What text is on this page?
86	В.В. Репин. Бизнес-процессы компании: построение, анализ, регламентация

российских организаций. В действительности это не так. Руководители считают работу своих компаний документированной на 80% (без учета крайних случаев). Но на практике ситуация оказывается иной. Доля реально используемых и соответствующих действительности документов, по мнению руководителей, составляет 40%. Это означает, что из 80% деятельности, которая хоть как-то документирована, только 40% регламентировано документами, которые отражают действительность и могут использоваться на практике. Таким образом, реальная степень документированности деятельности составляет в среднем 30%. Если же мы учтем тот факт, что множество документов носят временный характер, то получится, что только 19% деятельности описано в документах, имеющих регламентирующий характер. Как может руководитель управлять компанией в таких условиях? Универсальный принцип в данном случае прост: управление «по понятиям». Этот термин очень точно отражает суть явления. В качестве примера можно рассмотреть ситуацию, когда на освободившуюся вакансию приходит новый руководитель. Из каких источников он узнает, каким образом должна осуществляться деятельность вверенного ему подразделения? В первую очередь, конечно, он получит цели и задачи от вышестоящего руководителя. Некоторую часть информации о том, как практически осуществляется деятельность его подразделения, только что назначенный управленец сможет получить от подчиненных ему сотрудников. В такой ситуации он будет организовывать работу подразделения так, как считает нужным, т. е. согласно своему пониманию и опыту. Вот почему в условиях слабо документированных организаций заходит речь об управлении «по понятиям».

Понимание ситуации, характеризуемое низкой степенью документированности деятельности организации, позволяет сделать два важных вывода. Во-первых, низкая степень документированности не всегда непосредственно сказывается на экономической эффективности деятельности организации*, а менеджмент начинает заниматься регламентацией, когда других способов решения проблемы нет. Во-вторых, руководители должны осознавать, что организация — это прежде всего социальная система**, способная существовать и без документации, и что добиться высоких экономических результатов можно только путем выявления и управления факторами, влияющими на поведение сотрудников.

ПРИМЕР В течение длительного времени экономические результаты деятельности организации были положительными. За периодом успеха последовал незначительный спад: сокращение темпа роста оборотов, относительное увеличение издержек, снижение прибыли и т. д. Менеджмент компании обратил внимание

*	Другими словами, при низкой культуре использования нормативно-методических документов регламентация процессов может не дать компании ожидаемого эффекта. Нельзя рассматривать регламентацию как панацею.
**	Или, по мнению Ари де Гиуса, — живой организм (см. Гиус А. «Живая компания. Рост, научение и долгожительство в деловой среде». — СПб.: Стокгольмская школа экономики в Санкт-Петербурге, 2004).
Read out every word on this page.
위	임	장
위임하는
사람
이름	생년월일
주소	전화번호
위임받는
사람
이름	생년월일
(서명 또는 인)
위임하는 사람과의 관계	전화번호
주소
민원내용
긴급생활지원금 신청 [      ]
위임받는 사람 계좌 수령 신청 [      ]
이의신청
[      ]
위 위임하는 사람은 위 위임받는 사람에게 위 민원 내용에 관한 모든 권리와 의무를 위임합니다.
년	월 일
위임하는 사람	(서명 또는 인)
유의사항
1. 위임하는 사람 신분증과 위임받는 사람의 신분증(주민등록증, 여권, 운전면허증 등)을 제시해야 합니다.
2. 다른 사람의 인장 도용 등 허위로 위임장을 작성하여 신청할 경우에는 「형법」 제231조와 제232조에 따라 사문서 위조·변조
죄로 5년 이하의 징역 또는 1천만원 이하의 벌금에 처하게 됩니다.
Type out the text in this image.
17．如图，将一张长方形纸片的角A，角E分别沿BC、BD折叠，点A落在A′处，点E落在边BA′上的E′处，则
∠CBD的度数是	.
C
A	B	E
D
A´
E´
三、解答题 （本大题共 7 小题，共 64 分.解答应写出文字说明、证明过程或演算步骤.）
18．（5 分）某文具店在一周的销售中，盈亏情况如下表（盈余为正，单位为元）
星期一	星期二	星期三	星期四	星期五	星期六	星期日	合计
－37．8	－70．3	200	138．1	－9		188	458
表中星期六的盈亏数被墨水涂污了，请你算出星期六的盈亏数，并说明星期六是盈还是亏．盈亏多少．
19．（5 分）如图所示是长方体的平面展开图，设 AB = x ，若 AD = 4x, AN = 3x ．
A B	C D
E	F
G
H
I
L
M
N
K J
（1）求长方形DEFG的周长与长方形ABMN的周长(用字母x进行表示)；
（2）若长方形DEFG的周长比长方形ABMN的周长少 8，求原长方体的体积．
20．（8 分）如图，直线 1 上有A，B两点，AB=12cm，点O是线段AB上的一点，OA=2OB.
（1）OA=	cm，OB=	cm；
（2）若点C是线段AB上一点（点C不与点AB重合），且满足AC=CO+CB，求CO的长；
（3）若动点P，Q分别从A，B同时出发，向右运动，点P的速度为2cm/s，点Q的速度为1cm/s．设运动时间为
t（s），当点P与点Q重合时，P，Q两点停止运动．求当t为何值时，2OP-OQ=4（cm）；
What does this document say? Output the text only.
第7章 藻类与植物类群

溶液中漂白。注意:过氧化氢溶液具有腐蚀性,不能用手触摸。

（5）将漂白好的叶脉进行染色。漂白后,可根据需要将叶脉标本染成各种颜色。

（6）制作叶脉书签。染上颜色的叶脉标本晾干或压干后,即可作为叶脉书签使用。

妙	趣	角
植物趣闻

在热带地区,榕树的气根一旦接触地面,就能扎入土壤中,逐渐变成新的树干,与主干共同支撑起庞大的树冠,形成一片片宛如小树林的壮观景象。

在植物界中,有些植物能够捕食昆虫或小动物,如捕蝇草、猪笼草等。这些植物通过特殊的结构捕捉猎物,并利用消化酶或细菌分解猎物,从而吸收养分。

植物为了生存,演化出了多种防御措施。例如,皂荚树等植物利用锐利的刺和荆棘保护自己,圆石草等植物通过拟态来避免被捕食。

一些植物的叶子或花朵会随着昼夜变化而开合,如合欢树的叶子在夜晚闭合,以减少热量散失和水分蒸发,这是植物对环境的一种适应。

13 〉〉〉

########################################

Written request >>
Each entry above is to be set down again in exactly the same words.

Final answer >>
What text is on this page?
86	В.В. Репин. Бизнес-процессы компании: построение, анализ, регламентация

российских организаций. В действительности это не так. Руководители считают работу своих компаний документированной на 80% (без учета крайних случаев). Но на практике ситуация оказывается иной. Доля реально используемых и соответствующих действительности документов, по мнению руководителей, составляет 40%. Это означает, что из 80% деятельности, которая хоть как-то документирована, только 40% регламентировано документами, которые отражают действительность и могут использоваться на практике. Таким образом, реальная степень документированности деятельности составляет в среднем 30%. Если же мы учтем тот факт, что множество документов носят временный характер, то получится, что только 19% деятельности описано в документах, имеющих регламентирующий характер. Как может руководитель управлять компанией в таких условиях? Универсальный принцип в данном случае прост: управление «по понятиям». Этот термин очень точно отражает суть явления. В качестве примера можно рассмотреть ситуацию, когда на освободившуюся вакансию приходит новый руководитель. Из каких источников он узнает, каким образом должна осуществляться деятельность вверенного ему подразделения? В первую очередь, конечно, он получит цели и задачи от вышестоящего руководителя. Некоторую часть информации о том, как практически осуществляется деятельность его подразделения, только что назначенный управленец сможет получить от подчиненных ему сотрудников. В такой ситуации он будет организовывать работу подразделения так, как считает нужным, т. е. согласно своему пониманию и опыту. Вот почему в условиях слабо документированных организаций заходит речь об управлении «по понятиям».

Понимание ситуации, характеризуемое низкой степенью документированности деятельности организации, позволяет сделать два важных вывода. Во-первых, низкая степень документированности не всегда непосредственно сказывается на экономической эффективности деятельности организации*, а менеджмент начинает заниматься регламентацией, когда других способов решения проблемы нет. Во-вторых, руководители должны осознавать, что организация — это прежде всего социальная система**, способная существовать и без документации, и что добиться высоких экономических результатов можно только путем выявления и управления факторами, влияющими на поведение сотрудников.

ПРИМЕР В течение длительного времени экономические результаты деятельности организации были положительными. За периодом успеха последовал незначительный спад: сокращение темпа роста оборотов, относительное увеличение издержек, снижение прибыли и т. д. Менеджмент компании обратил внимание

*	Другими словами, при низкой культуре использования нормативно-методических документов регламентация процессов может не дать компании ожидаемого эффекта. Нельзя рассматривать регламентацию как панацею.
**	Или, по мнению Ари де Гиуса, — живой организм (см. Гиус А. «Живая компания. Рост, научение и долгожительство в деловой среде». — СПб.: Стокгольмская школа экономики в Санкт-Петербурге, 2004).
Read out every word on this page.
위	임	장
위임하는
사람
이름	생년월일
주소	전화번호
위임받는
사람
이름	생년월일
(서명 또는 인)
위임하는 사람과의 관계	전화번호
주소
민원내용
긴급생활지원금 신청 [      ]
위임받는 사람 계좌 수령 신청 [      ]
이의신청
[      ]
위 위임하는 사람은 위 위임받는 사람에게 위 민원 내용에 관한 모든 권리와 의무를 위임합니다.
년	월 일
위임하는 사람	(서명 또는 인)
유의사항
1. 위임하는 사람 신분증과 위임받는 사람의 신분증(주민등록증, 여권, 운전면허증 등)을 제시해야 합니다.
2. 다른 사람의 인장 도용 등 허위로 위임장을 작성하여 신청할 경우에는 「형법」 제231조와 제232조에 따라 사문서 위조·변조
죄로 5년 이하의 징역 또는 1천만원 이하의 벌금에 처하게 됩니다.
Type out the text in this image.
17．如图，将一张长方形纸片的角A，角E分别沿BC、BD折叠，点A落在A′处，点E落在边BA′上的E′处，则
∠CBD的度数是	.
C
A	B	E
D
A´
E´
三、解答题 （本大题共 7 小题，共 64 分.解答应写出文字说明、证明过程或演算步骤.）
18．（5 分）某文具店在一周的销售中，盈亏情况如下表（盈余为正，单位为元）
星期一	星期二	星期三	星期四	星期五	星期六	星期日	合计
－37．8	－70．3	200	138．1	－9		188	458
表中星期六的盈亏数被墨水涂污了，请你算出星期六的盈亏数，并说明星期六是盈还是亏．盈亏多少．
19．（5 分）如图所示是长方体的平面展开图，设 AB = x ，若 AD = 4x, AN = 3x ．
A B	C D
E	F
G
H
I
L
M
N
K J
（1）求长方形DEFG的周长与长方形ABMN的周长(用字母x进行表示)；
（2）若长方形DEFG的周长比长方形ABMN的周长少 8，求原长方体的体积．
20．（8 分）如图，直线 1 上有A，B两点，AB=12cm，点O是线段AB上的一点，OA=2OB.
（1）OA=	cm，OB=	cm；
（2）若点C是线段AB上一点（点C不与点AB重合），且满足AC=CO+CB，求CO的长；
（3）若动点P，Q分别从A，B同时出发，向右运动，点P的速度为2cm/s，点Q的速度为1cm/s．设运动时间为
t（s），当点P与点Q重合时，P，Q两点停止运动．求当t为何值时，2OP-OQ=4（cm）；
What does this document say? Output the text only.
第7章 藻类与植物类群

溶液中漂白。注意:过氧化氢溶液具有腐蚀性,不能用手触摸。

（5）将漂白好的叶脉进行染色。漂白后,可根据需要将叶脉标本染成各种颜色。

（6）制作叶脉书签。染上颜色的叶脉标本晾干或压干后,即可作为叶脉书签使用。

妙	趣	角
植物趣闻

在热带地区,榕树的气根一旦接触地面,就能扎入土壤中,逐渐变成新的树干,与主干共同支撑起庞大的树冠,形成一片片宛如小树林的壮观景象。

在植物界中,有些植物能够捕食昆虫或小动物,如捕蝇草、猪笼草等。这些植物通过特殊的结构捕捉猎物,并利用消化酶或细菌分解猎物,从而吸收养分。

植物为了生存,演化出了多种防御措施。例如,皂荚树等植物利用锐利的刺和荆棘保护自己,圆石草等植物通过拟态来避免被捕食。

一些植物的叶子或花朵会随着昼夜变化而开合,如合欢树的叶子在夜晚闭合,以减少热量散失和水分蒸发,这是植物对环境的一种适应。

13 〉〉〉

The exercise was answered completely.